**Provided entries**
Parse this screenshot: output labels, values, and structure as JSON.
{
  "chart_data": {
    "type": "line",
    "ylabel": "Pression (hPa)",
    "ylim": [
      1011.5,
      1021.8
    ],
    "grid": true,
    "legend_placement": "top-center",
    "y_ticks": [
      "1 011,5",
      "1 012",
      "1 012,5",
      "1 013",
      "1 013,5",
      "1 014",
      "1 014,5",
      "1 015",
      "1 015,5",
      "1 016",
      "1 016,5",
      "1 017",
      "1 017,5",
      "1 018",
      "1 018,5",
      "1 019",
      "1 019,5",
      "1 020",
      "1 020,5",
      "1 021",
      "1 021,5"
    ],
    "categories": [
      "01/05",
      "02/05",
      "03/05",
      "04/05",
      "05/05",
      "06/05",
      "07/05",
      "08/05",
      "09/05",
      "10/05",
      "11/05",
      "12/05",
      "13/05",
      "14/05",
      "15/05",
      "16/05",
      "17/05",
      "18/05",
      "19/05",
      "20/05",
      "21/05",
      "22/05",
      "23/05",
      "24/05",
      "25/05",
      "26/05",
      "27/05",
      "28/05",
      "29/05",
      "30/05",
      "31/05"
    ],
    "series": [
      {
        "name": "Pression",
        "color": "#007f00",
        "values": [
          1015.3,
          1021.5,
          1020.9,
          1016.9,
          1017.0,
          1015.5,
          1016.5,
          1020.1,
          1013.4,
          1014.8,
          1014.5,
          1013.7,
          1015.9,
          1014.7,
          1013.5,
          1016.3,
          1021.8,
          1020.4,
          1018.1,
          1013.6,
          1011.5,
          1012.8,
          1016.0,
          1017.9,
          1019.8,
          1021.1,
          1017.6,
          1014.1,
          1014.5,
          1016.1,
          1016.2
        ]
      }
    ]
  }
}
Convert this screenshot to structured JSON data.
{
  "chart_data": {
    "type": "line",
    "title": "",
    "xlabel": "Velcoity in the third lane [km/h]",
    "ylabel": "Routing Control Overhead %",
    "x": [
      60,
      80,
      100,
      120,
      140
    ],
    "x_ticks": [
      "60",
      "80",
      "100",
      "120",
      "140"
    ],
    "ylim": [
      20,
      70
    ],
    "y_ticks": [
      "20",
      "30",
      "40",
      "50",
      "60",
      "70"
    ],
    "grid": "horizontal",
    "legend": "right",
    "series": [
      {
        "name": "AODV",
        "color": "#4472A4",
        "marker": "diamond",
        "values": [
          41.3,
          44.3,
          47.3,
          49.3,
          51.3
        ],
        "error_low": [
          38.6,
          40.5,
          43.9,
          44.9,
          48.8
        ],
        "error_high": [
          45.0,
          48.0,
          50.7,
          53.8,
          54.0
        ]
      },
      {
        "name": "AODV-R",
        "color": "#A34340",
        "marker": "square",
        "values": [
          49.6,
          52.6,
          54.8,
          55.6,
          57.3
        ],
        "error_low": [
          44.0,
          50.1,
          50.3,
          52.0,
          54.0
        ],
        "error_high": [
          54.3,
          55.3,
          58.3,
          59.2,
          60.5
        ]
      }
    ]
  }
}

**Given request**
Search the records for the string "this" and return every line in which it occurs.

**Solved exercise**
Parse this screenshot: output labels, values, and structure as JSON.
Convert this screenshot to structured JSON data.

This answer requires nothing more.